Here are some entries; quote each one exactly.

* Raw data *

+===+

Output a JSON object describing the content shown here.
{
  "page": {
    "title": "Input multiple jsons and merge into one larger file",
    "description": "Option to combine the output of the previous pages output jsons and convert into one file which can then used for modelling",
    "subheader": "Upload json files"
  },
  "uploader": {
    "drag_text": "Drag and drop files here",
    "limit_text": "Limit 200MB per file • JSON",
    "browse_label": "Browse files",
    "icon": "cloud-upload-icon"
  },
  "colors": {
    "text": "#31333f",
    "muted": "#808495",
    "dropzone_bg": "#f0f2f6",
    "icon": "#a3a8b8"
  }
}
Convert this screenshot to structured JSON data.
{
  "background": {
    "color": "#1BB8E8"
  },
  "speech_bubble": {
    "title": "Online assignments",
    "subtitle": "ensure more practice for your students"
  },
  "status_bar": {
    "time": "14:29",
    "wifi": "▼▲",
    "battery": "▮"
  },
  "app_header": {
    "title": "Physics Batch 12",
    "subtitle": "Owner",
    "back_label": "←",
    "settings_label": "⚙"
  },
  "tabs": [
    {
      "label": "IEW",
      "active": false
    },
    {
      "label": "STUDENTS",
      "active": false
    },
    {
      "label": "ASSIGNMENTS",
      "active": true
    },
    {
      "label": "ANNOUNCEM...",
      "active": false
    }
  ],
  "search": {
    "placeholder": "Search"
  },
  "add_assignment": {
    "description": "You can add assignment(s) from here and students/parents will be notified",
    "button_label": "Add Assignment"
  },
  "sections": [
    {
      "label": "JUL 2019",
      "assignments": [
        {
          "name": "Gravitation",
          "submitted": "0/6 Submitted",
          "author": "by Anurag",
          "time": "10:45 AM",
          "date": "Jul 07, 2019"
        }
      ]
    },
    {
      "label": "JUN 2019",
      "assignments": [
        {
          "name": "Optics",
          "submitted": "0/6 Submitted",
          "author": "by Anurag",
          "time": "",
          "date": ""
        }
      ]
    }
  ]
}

+===+

* Exercise output *
Output a JSON object describing the content shown here.
{
  "page": {
    "title": "Input multiple jsons and merge into one larger file",
    "description": "Option to combine the output of the previous pages output jsons and convert into one file which can then used for modelling",
    "subheader": "Upload json files"
  },
  "uploader": {
    "drag_text": "Drag and drop files here",
    "limit_text": "Limit 200MB per file • JSON",
    "browse_label": "Browse files",
    "icon": "cloud-upload-icon"
  },
  "colors": {
    "text": "#31333f",
    "muted": "#808495",
    "dropzone_bg": "#f0f2f6",
    "icon": "#a3a8b8"
  }
}
Convert this screenshot to structured JSON data.
{
  "background": {
    "color": "#1BB8E8"
  },
  "speech_bubble": {
    "title": "Online assignments",
    "subtitle": "ensure more practice for your students"
  },
  "status_bar": {
    "time": "14:29",
    "wifi": "▼▲",
    "battery": "▮"
  },
  "app_header": {
    "title": "Physics Batch 12",
    "subtitle": "Owner",
    "back_label": "←",
    "settings_label": "⚙"
  },
  "tabs": [
    {
      "label": "IEW",
      "active": false
    },
    {
      "label": "STUDENTS",
      "active": false
    },
    {
      "label": "ASSIGNMENTS",
      "active": true
    },
    {
      "label": "ANNOUNCEM...",
      "active": false
    }
  ],
  "search": {
    "placeholder": "Search"
  },
  "add_assignment": {
    "description": "You can add assignment(s) from here and students/parents will be notified",
    "button_label": "Add Assignment"
  },
  "sections": [
    {
      "label": "JUL 2019",
      "assignments": [
        {
          "name": "Gravitation",
          "submitted": "0/6 Submitted",
          "author": "by Anurag",
          "time": "10:45 AM",
          "date": "Jul 07, 2019"
        }
      ]
    },
    {
      "label": "JUN 2019",
      "assignments": [
        {
          "name": "Optics",
          "submitted": "0/6 Submitted",
          "author": "by Anurag",
          "time": "",
          "date": ""
        }
      ]
    }
  ]
}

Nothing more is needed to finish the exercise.